Material >>
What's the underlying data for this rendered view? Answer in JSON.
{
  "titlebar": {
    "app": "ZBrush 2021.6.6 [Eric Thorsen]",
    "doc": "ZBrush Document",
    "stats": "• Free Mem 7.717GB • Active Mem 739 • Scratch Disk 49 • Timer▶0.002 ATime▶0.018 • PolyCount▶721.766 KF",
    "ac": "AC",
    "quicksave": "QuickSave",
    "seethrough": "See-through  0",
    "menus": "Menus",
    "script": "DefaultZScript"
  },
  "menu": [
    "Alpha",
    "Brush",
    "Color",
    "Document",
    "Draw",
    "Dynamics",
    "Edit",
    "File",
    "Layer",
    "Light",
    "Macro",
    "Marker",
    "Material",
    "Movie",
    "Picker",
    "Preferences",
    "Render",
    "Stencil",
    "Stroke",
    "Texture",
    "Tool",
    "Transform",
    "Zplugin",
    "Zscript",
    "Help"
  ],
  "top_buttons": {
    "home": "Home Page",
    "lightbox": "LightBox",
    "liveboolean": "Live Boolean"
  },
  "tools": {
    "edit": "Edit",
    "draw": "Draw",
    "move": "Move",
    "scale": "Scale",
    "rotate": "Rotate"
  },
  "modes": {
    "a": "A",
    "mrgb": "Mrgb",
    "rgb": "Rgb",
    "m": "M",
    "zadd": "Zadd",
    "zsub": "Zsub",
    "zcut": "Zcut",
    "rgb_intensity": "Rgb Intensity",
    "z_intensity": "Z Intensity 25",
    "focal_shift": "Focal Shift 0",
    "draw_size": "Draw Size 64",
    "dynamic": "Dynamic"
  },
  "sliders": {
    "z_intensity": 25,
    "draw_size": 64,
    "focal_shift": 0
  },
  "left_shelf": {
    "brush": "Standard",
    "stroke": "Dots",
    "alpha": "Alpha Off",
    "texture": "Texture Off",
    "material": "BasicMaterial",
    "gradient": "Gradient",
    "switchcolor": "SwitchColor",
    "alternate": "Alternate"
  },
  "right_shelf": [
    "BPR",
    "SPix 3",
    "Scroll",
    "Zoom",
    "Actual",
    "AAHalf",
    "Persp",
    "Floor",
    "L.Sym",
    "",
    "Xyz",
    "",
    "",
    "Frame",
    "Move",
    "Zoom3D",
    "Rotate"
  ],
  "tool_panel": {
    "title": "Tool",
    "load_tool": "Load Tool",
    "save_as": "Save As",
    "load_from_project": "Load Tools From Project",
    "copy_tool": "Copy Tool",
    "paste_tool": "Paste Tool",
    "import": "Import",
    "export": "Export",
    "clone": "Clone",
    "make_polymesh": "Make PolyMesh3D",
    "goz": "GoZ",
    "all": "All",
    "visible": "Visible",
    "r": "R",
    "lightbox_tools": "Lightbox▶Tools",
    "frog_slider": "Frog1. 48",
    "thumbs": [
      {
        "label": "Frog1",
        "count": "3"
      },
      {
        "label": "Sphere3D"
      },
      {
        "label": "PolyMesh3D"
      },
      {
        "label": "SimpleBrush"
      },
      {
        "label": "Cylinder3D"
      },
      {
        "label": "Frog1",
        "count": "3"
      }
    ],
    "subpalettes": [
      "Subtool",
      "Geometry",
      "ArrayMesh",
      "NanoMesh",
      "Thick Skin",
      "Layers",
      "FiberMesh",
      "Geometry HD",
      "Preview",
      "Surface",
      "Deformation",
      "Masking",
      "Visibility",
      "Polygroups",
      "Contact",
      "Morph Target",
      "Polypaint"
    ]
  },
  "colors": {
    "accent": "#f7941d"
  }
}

Set task >> From the first line to the last, retype the data exactly.

Result of this exercise >>
What's the underlying data for this rendered view? Answer in JSON.
{
  "titlebar": {
    "app": "ZBrush 2021.6.6 [Eric Thorsen]",
    "doc": "ZBrush Document",
    "stats": "• Free Mem 7.717GB • Active Mem 739 • Scratch Disk 49 • Timer▶0.002 ATime▶0.018 • PolyCount▶721.766 KF",
    "ac": "AC",
    "quicksave": "QuickSave",
    "seethrough": "See-through  0",
    "menus": "Menus",
    "script": "DefaultZScript"
  },
  "menu": [
    "Alpha",
    "Brush",
    "Color",
    "Document",
    "Draw",
    "Dynamics",
    "Edit",
    "File",
    "Layer",
    "Light",
    "Macro",
    "Marker",
    "Material",
    "Movie",
    "Picker",
    "Preferences",
    "Render",
    "Stencil",
    "Stroke",
    "Texture",
    "Tool",
    "Transform",
    "Zplugin",
    "Zscript",
    "Help"
  ],
  "top_buttons": {
    "home": "Home Page",
    "lightbox": "LightBox",
    "liveboolean": "Live Boolean"
  },
  "tools": {
    "edit": "Edit",
    "draw": "Draw",
    "move": "Move",
    "scale": "Scale",
    "rotate": "Rotate"
  },
  "modes": {
    "a": "A",
    "mrgb": "Mrgb",
    "rgb": "Rgb",
    "m": "M",
    "zadd": "Zadd",
    "zsub": "Zsub",
    "zcut": "Zcut",
    "rgb_intensity": "Rgb Intensity",
    "z_intensity": "Z Intensity 25",
    "focal_shift": "Focal Shift 0",
    "draw_size": "Draw Size 64",
    "dynamic": "Dynamic"
  },
  "sliders": {
    "z_intensity": 25,
    "draw_size": 64,
    "focal_shift": 0
  },
  "left_shelf": {
    "brush": "Standard",
    "stroke": "Dots",
    "alpha": "Alpha Off",
    "texture": "Texture Off",
    "material": "BasicMaterial",
    "gradient": "Gradient",
    "switchcolor": "SwitchColor",
    "alternate": "Alternate"
  },
  "right_shelf": [
    "BPR",
    "SPix 3",
    "Scroll",
    "Zoom",
    "Actual",
    "AAHalf",
    "Persp",
    "Floor",
    "L.Sym",
    "",
    "Xyz",
    "",
    "",
    "Frame",
    "Move",
    "Zoom3D",
    "Rotate"
  ],
  "tool_panel": {
    "title": "Tool",
    "load_tool": "Load Tool",
    "save_as": "Save As",
    "load_from_project": "Load Tools From Project",
    "copy_tool": "Copy Tool",
    "paste_tool": "Paste Tool",
    "import": "Import",
    "export": "Export",
    "clone": "Clone",
    "make_polymesh": "Make PolyMesh3D",
    "goz": "GoZ",
    "all": "All",
    "visible": "Visible",
    "r": "R",
    "lightbox_tools": "Lightbox▶Tools",
    "frog_slider": "Frog1. 48",
    "thumbs": [
      {
        "label": "Frog1",
        "count": "3"
      },
      {
        "label": "Sphere3D"
      },
      {
        "label": "PolyMesh3D"
      },
      {
        "label": "SimpleBrush"
      },
      {
        "label": "Cylinder3D"
      },
      {
        "label": "Frog1",
        "count": "3"
      }
    ],
    "subpalettes": [
      "Subtool",
      "Geometry",
      "ArrayMesh",
      "NanoMesh",
      "Thick Skin",
      "Layers",
      "FiberMesh",
      "Geometry HD",
      "Preview",
      "Surface",
      "Deformation",
      "Masking",
      "Visibility",
      "Polygroups",
      "Contact",
      "Morph Target",
      "Polypaint"
    ]
  },
  "colors": {
    "accent": "#f7941d"
  }
}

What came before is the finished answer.